[Entries taken from a collection]
** Begin **

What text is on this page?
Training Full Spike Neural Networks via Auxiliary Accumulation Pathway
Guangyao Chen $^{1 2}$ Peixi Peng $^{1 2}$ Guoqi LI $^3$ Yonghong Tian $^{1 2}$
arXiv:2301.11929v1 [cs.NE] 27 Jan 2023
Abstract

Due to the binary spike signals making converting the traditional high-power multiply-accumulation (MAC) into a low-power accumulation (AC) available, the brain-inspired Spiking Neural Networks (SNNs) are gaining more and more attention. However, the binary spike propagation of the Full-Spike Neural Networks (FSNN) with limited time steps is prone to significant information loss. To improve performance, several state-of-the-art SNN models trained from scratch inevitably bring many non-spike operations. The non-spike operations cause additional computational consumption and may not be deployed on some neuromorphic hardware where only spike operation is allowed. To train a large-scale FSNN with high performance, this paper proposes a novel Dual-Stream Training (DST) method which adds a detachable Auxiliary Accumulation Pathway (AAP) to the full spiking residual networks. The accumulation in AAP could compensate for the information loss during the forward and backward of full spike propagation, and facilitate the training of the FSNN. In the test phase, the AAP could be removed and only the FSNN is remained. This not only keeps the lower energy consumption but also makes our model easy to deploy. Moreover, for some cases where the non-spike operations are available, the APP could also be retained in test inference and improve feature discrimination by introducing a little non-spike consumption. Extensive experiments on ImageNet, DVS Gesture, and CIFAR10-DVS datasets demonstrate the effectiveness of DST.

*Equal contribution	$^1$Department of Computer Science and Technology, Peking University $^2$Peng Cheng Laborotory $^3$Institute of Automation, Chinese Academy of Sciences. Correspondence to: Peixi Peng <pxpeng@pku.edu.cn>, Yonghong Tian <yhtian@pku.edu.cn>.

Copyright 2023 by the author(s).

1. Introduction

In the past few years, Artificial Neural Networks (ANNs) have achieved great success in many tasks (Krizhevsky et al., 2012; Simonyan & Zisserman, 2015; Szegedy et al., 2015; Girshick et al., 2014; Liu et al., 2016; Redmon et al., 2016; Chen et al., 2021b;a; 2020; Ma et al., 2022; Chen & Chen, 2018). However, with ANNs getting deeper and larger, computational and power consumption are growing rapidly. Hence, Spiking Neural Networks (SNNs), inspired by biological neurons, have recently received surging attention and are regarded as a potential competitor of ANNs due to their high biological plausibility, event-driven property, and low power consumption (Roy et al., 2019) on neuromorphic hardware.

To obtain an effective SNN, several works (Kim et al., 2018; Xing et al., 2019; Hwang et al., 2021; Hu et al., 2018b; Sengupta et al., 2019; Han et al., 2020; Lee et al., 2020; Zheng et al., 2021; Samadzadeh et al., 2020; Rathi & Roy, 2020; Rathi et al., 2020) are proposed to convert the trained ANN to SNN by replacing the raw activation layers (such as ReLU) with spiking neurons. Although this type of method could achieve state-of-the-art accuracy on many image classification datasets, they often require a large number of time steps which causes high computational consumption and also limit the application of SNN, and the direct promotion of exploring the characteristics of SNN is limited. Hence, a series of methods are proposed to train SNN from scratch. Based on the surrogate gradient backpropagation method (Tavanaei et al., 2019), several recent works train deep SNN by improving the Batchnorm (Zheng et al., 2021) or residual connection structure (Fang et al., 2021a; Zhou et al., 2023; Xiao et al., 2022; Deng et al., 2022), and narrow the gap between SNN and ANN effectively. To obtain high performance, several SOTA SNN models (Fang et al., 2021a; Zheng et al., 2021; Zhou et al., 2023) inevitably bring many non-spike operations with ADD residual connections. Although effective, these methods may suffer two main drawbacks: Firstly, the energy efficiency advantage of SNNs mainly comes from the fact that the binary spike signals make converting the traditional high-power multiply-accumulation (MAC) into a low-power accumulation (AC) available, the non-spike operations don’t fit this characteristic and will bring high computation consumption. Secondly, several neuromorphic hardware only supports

** End **

→ Your instructions
In the listing, find all lines with the string "Peng" and copy them.

→ Task answer
Guangyao Chen $^{1 2}$ Peixi Peng $^{1 2}$ Guoqi LI $^3$ Yonghong Tian $^{1 2}$
*Equal contribution	$^1$Department of Computer Science and Technology, Peking University $^2$Peng Cheng Laborotory $^3$Institute of Automation, Chinese Academy of Sciences. Correspondence to: Peixi Peng <pxpeng@pku.edu.cn>, Yonghong Tian <yhtian@pku.edu.cn>.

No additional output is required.